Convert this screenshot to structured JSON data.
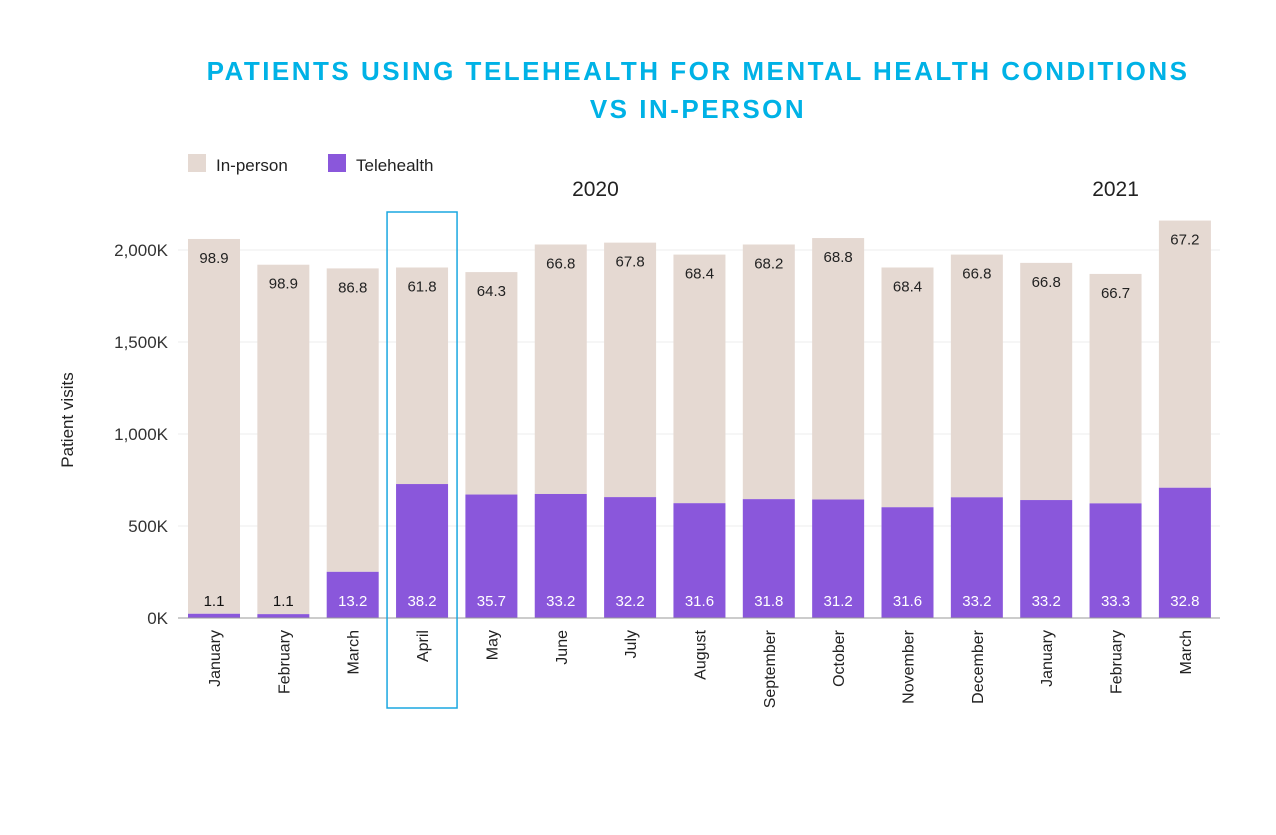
{
  "title_lines": [
    "PATIENTS USING TELEHEALTH FOR MENTAL HEALTH CONDITIONS",
    "VS IN-PERSON"
  ],
  "colors": {
    "title": "#00b2e6",
    "in_person": "#e5d9d2",
    "telehealth": "#8a57db",
    "highlight": "#1aa7e0",
    "grid": "#eeeeee",
    "axis": "#999999"
  },
  "chart_data": {
    "type": "bar",
    "stacked": true,
    "title": "PATIENTS USING TELEHEALTH FOR MENTAL HEALTH CONDITIONS VS IN-PERSON",
    "ylabel": "Patient visits",
    "xlabel": "",
    "ylim": [
      0,
      2000
    ],
    "y_unit": "K",
    "y_ticks": [
      0,
      500,
      1000,
      1500,
      2000
    ],
    "y_tick_labels": [
      "0K",
      "500K",
      "1,000K",
      "1,500K",
      "2,000K"
    ],
    "grid": true,
    "legend": {
      "position": "top-left",
      "entries": [
        "In-person",
        "Telehealth"
      ]
    },
    "year_labels": [
      {
        "label": "2020",
        "start_index": 0,
        "end_index": 11
      },
      {
        "label": "2021",
        "start_index": 12,
        "end_index": 14
      }
    ],
    "highlighted_category": "April",
    "categories": [
      "January",
      "February",
      "March",
      "April",
      "May",
      "June",
      "July",
      "August",
      "September",
      "October",
      "November",
      "December",
      "January",
      "February",
      "March"
    ],
    "totals": [
      2060,
      1920,
      1900,
      1905,
      1880,
      2030,
      2040,
      1975,
      2030,
      2065,
      1905,
      1975,
      1930,
      1870,
      2160
    ],
    "series": [
      {
        "name": "Telehealth",
        "values": [
          23,
          21,
          251,
          728,
          671,
          674,
          657,
          624,
          646,
          644,
          602,
          656,
          641,
          623,
          708
        ],
        "percent_labels": [
          "1.1",
          "1.1",
          "13.2",
          "38.2",
          "35.7",
          "33.2",
          "32.2",
          "31.6",
          "31.8",
          "31.2",
          "31.6",
          "33.2",
          "33.2",
          "33.3",
          "32.8"
        ]
      },
      {
        "name": "In-person",
        "values": [
          2037,
          1899,
          1649,
          1177,
          1209,
          1356,
          1383,
          1351,
          1384,
          1421,
          1303,
          1319,
          1289,
          1247,
          1452
        ],
        "percent_labels": [
          "98.9",
          "98.9",
          "86.8",
          "61.8",
          "64.3",
          "66.8",
          "67.8",
          "68.4",
          "68.2",
          "68.8",
          "68.4",
          "66.8",
          "66.8",
          "66.7",
          "67.2"
        ]
      }
    ]
  }
}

================

# [YOUR INSTRUCTIONS]
Apart from the pictures, every line of the material above is to be returned word for word.

# [YOUR RESPONSE]
Convert this screenshot to structured JSON data.
{
  "title_lines": [
    "PATIENTS USING TELEHEALTH FOR MENTAL HEALTH CONDITIONS",
    "VS IN-PERSON"
  ],
  "colors": {
    "title": "#00b2e6",
    "in_person": "#e5d9d2",
    "telehealth": "#8a57db",
    "highlight": "#1aa7e0",
    "grid": "#eeeeee",
    "axis": "#999999"
  },
  "chart_data": {
    "type": "bar",
    "stacked": true,
    "title": "PATIENTS USING TELEHEALTH FOR MENTAL HEALTH CONDITIONS VS IN-PERSON",
    "ylabel": "Patient visits",
    "xlabel": "",
    "ylim": [
      0,
      2000
    ],
    "y_unit": "K",
    "y_ticks": [
      0,
      500,
      1000,
      1500,
      2000
    ],
    "y_tick_labels": [
      "0K",
      "500K",
      "1,000K",
      "1,500K",
      "2,000K"
    ],
    "grid": true,
    "legend": {
      "position": "top-left",
      "entries": [
        "In-person",
        "Telehealth"
      ]
    },
    "year_labels": [
      {
        "label": "2020",
        "start_index": 0,
        "end_index": 11
      },
      {
        "label": "2021",
        "start_index": 12,
        "end_index": 14
      }
    ],
    "highlighted_category": "April",
    "categories": [
      "January",
      "February",
      "March",
      "April",
      "May",
      "June",
      "July",
      "August",
      "September",
      "October",
      "November",
      "December",
      "January",
      "February",
      "March"
    ],
    "totals": [
      2060,
      1920,
      1900,
      1905,
      1880,
      2030,
      2040,
      1975,
      2030,
      2065,
      1905,
      1975,
      1930,
      1870,
      2160
    ],
    "series": [
      {
        "name": "Telehealth",
        "values": [
          23,
          21,
          251,
          728,
          671,
          674,
          657,
          624,
          646,
          644,
          602,
          656,
          641,
          623,
          708
        ],
        "percent_labels": [
          "1.1",
          "1.1",
          "13.2",
          "38.2",
          "35.7",
          "33.2",
          "32.2",
          "31.6",
          "31.8",
          "31.2",
          "31.6",
          "33.2",
          "33.2",
          "33.3",
          "32.8"
        ]
      },
      {
        "name": "In-person",
        "values": [
          2037,
          1899,
          1649,
          1177,
          1209,
          1356,
          1383,
          1351,
          1384,
          1421,
          1303,
          1319,
          1289,
          1247,
          1452
        ],
        "percent_labels": [
          "98.9",
          "98.9",
          "86.8",
          "61.8",
          "64.3",
          "66.8",
          "67.8",
          "68.4",
          "68.2",
          "68.8",
          "68.4",
          "66.8",
          "66.8",
          "66.7",
          "67.2"
        ]
      }
    ]
  }
}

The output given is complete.